* [WHAT YOU HAVE TO DO]: Reproduce all of the data word for word.

* [RECORDS FOR THE TASK]:
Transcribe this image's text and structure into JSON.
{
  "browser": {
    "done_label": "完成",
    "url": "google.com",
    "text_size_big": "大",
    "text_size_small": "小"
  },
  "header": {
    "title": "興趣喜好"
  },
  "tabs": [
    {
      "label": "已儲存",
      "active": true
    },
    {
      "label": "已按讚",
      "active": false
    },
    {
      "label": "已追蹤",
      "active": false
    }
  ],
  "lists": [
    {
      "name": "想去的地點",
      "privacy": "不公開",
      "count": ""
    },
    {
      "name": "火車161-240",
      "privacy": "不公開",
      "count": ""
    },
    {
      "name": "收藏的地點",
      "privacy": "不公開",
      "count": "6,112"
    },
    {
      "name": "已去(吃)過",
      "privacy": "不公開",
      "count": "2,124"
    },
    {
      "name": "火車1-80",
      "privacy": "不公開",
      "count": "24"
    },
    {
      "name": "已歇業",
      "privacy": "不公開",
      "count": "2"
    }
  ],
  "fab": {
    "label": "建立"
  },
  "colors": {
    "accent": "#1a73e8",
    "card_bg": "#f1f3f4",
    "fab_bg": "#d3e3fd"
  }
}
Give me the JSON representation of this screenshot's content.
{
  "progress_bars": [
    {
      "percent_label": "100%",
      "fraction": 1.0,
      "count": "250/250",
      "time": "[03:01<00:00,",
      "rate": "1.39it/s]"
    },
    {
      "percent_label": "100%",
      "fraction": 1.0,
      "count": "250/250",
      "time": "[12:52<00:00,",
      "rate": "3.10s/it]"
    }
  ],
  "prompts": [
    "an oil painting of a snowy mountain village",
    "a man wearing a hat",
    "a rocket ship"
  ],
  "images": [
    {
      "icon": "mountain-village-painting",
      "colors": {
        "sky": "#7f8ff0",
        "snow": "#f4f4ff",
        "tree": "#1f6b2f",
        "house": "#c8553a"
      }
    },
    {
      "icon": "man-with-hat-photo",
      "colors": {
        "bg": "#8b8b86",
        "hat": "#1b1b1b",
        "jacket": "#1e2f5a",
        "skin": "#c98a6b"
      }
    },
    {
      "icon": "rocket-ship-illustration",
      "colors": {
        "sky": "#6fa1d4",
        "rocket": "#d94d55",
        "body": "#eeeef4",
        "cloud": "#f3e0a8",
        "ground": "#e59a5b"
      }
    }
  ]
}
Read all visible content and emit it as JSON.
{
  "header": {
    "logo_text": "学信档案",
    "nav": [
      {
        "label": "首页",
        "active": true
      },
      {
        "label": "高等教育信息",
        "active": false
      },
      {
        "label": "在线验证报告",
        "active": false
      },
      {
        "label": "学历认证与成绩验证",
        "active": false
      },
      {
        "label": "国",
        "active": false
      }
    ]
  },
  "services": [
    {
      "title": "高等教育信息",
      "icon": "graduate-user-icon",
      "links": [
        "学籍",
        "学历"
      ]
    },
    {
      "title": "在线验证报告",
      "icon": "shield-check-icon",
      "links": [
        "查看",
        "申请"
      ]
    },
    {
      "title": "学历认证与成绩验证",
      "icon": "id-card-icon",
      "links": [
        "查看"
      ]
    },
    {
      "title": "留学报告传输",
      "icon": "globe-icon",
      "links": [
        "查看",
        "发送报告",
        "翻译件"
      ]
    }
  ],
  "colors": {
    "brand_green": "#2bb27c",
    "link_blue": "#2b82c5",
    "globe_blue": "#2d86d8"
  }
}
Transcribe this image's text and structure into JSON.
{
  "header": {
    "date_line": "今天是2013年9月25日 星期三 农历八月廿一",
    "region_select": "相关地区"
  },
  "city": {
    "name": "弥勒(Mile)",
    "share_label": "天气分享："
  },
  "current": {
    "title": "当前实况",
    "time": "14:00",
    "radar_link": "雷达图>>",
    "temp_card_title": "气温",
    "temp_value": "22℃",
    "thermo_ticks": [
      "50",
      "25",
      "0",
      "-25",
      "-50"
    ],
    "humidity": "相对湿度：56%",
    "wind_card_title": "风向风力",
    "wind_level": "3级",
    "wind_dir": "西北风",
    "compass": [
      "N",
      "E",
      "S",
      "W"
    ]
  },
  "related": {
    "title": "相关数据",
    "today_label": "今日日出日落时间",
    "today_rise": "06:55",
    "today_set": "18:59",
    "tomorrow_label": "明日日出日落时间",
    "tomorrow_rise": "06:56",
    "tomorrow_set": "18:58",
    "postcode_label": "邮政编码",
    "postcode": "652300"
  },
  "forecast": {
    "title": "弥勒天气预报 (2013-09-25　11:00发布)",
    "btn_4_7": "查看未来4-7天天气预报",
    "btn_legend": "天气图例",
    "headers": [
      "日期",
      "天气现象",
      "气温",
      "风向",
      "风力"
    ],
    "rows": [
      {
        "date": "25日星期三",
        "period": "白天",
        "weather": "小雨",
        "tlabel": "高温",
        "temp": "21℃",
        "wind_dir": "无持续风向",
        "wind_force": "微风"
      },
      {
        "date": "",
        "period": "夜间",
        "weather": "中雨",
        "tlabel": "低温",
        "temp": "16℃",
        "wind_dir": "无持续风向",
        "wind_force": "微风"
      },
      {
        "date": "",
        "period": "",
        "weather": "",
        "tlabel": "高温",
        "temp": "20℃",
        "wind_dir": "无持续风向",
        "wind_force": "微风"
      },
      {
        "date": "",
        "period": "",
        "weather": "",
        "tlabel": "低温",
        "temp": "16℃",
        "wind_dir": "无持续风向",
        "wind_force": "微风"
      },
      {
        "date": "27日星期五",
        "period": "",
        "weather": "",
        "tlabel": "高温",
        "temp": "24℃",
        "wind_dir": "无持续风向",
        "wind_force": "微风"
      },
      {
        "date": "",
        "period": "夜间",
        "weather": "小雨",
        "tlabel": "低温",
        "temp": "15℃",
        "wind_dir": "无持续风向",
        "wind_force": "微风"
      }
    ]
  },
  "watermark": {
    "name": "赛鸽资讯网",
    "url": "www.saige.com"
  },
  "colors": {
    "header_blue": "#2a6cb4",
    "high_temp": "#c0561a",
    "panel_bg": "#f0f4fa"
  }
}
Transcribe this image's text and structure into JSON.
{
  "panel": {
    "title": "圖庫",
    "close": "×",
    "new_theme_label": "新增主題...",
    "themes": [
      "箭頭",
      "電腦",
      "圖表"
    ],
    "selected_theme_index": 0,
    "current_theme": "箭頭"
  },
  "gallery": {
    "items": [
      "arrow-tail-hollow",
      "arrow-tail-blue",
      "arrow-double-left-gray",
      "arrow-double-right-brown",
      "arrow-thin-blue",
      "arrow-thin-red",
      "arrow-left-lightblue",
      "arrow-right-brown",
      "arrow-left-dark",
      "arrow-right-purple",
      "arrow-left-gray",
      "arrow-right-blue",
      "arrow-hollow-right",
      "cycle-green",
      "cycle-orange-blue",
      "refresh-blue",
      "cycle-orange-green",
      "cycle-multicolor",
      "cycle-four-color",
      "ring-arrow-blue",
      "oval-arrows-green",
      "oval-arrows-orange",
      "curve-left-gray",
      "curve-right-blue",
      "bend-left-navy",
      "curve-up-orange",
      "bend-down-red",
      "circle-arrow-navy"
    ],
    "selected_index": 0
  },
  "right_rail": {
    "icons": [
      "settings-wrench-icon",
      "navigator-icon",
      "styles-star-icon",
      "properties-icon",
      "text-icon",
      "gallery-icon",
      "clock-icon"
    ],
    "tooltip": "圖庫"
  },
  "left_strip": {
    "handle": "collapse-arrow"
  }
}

* [OUTPUT BELOW]:
Transcribe this image's text and structure into JSON.
{
  "browser": {
    "done_label": "完成",
    "url": "google.com",
    "text_size_big": "大",
    "text_size_small": "小"
  },
  "header": {
    "title": "興趣喜好"
  },
  "tabs": [
    {
      "label": "已儲存",
      "active": true
    },
    {
      "label": "已按讚",
      "active": false
    },
    {
      "label": "已追蹤",
      "active": false
    }
  ],
  "lists": [
    {
      "name": "想去的地點",
      "privacy": "不公開",
      "count": ""
    },
    {
      "name": "火車161-240",
      "privacy": "不公開",
      "count": ""
    },
    {
      "name": "收藏的地點",
      "privacy": "不公開",
      "count": "6,112"
    },
    {
      "name": "已去(吃)過",
      "privacy": "不公開",
      "count": "2,124"
    },
    {
      "name": "火車1-80",
      "privacy": "不公開",
      "count": "24"
    },
    {
      "name": "已歇業",
      "privacy": "不公開",
      "count": "2"
    }
  ],
  "fab": {
    "label": "建立"
  },
  "colors": {
    "accent": "#1a73e8",
    "card_bg": "#f1f3f4",
    "fab_bg": "#d3e3fd"
  }
}
Give me the JSON representation of this screenshot's content.
{
  "progress_bars": [
    {
      "percent_label": "100%",
      "fraction": 1.0,
      "count": "250/250",
      "time": "[03:01<00:00,",
      "rate": "1.39it/s]"
    },
    {
      "percent_label": "100%",
      "fraction": 1.0,
      "count": "250/250",
      "time": "[12:52<00:00,",
      "rate": "3.10s/it]"
    }
  ],
  "prompts": [
    "an oil painting of a snowy mountain village",
    "a man wearing a hat",
    "a rocket ship"
  ],
  "images": [
    {
      "icon": "mountain-village-painting",
      "colors": {
        "sky": "#7f8ff0",
        "snow": "#f4f4ff",
        "tree": "#1f6b2f",
        "house": "#c8553a"
      }
    },
    {
      "icon": "man-with-hat-photo",
      "colors": {
        "bg": "#8b8b86",
        "hat": "#1b1b1b",
        "jacket": "#1e2f5a",
        "skin": "#c98a6b"
      }
    },
    {
      "icon": "rocket-ship-illustration",
      "colors": {
        "sky": "#6fa1d4",
        "rocket": "#d94d55",
        "body": "#eeeef4",
        "cloud": "#f3e0a8",
        "ground": "#e59a5b"
      }
    }
  ]
}
Read all visible content and emit it as JSON.
{
  "header": {
    "logo_text": "学信档案",
    "nav": [
      {
        "label": "首页",
        "active": true
      },
      {
        "label": "高等教育信息",
        "active": false
      },
      {
        "label": "在线验证报告",
        "active": false
      },
      {
        "label": "学历认证与成绩验证",
        "active": false
      },
      {
        "label": "国",
        "active": false
      }
    ]
  },
  "services": [
    {
      "title": "高等教育信息",
      "icon": "graduate-user-icon",
      "links": [
        "学籍",
        "学历"
      ]
    },
    {
      "title": "在线验证报告",
      "icon": "shield-check-icon",
      "links": [
        "查看",
        "申请"
      ]
    },
    {
      "title": "学历认证与成绩验证",
      "icon": "id-card-icon",
      "links": [
        "查看"
      ]
    },
    {
      "title": "留学报告传输",
      "icon": "globe-icon",
      "links": [
        "查看",
        "发送报告",
        "翻译件"
      ]
    }
  ],
  "colors": {
    "brand_green": "#2bb27c",
    "link_blue": "#2b82c5",
    "globe_blue": "#2d86d8"
  }
}
Transcribe this image's text and structure into JSON.
{
  "header": {
    "date_line": "今天是2013年9月25日 星期三 农历八月廿一",
    "region_select": "相关地区"
  },
  "city": {
    "name": "弥勒(Mile)",
    "share_label": "天气分享："
  },
  "current": {
    "title": "当前实况",
    "time": "14:00",
    "radar_link": "雷达图>>",
    "temp_card_title": "气温",
    "temp_value": "22℃",
    "thermo_ticks": [
      "50",
      "25",
      "0",
      "-25",
      "-50"
    ],
    "humidity": "相对湿度：56%",
    "wind_card_title": "风向风力",
    "wind_level": "3级",
    "wind_dir": "西北风",
    "compass": [
      "N",
      "E",
      "S",
      "W"
    ]
  },
  "related": {
    "title": "相关数据",
    "today_label": "今日日出日落时间",
    "today_rise": "06:55",
    "today_set": "18:59",
    "tomorrow_label": "明日日出日落时间",
    "tomorrow_rise": "06:56",
    "tomorrow_set": "18:58",
    "postcode_label": "邮政编码",
    "postcode": "652300"
  },
  "forecast": {
    "title": "弥勒天气预报 (2013-09-25　11:00发布)",
    "btn_4_7": "查看未来4-7天天气预报",
    "btn_legend": "天气图例",
    "headers": [
      "日期",
      "天气现象",
      "气温",
      "风向",
      "风力"
    ],
    "rows": [
      {
        "date": "25日星期三",
        "period": "白天",
        "weather": "小雨",
        "tlabel": "高温",
        "temp": "21℃",
        "wind_dir": "无持续风向",
        "wind_force": "微风"
      },
      {
        "date": "",
        "period": "夜间",
        "weather": "中雨",
        "tlabel": "低温",
        "temp": "16℃",
        "wind_dir": "无持续风向",
        "wind_force": "微风"
      },
      {
        "date": "",
        "period": "",
        "weather": "",
        "tlabel": "高温",
        "temp": "20℃",
        "wind_dir": "无持续风向",
        "wind_force": "微风"
      },
      {
        "date": "",
        "period": "",
        "weather": "",
        "tlabel": "低温",
        "temp": "16℃",
        "wind_dir": "无持续风向",
        "wind_force": "微风"
      },
      {
        "date": "27日星期五",
        "period": "",
        "weather": "",
        "tlabel": "高温",
        "temp": "24℃",
        "wind_dir": "无持续风向",
        "wind_force": "微风"
      },
      {
        "date": "",
        "period": "夜间",
        "weather": "小雨",
        "tlabel": "低温",
        "temp": "15℃",
        "wind_dir": "无持续风向",
        "wind_force": "微风"
      }
    ]
  },
  "watermark": {
    "name": "赛鸽资讯网",
    "url": "www.saige.com"
  },
  "colors": {
    "header_blue": "#2a6cb4",
    "high_temp": "#c0561a",
    "panel_bg": "#f0f4fa"
  }
}
Transcribe this image's text and structure into JSON.
{
  "panel": {
    "title": "圖庫",
    "close": "×",
    "new_theme_label": "新增主題...",
    "themes": [
      "箭頭",
      "電腦",
      "圖表"
    ],
    "selected_theme_index": 0,
    "current_theme": "箭頭"
  },
  "gallery": {
    "items": [
      "arrow-tail-hollow",
      "arrow-tail-blue",
      "arrow-double-left-gray",
      "arrow-double-right-brown",
      "arrow-thin-blue",
      "arrow-thin-red",
      "arrow-left-lightblue",
      "arrow-right-brown",
      "arrow-left-dark",
      "arrow-right-purple",
      "arrow-left-gray",
      "arrow-right-blue",
      "arrow-hollow-right",
      "cycle-green",
      "cycle-orange-blue",
      "refresh-blue",
      "cycle-orange-green",
      "cycle-multicolor",
      "cycle-four-color",
      "ring-arrow-blue",
      "oval-arrows-green",
      "oval-arrows-orange",
      "curve-left-gray",
      "curve-right-blue",
      "bend-left-navy",
      "curve-up-orange",
      "bend-down-red",
      "circle-arrow-navy"
    ],
    "selected_index": 0
  },
  "right_rail": {
    "icons": [
      "settings-wrench-icon",
      "navigator-icon",
      "styles-star-icon",
      "properties-icon",
      "text-icon",
      "gallery-icon",
      "clock-icon"
    ],
    "tooltip": "圖庫"
  },
  "left_strip": {
    "handle": "collapse-arrow"
  }
}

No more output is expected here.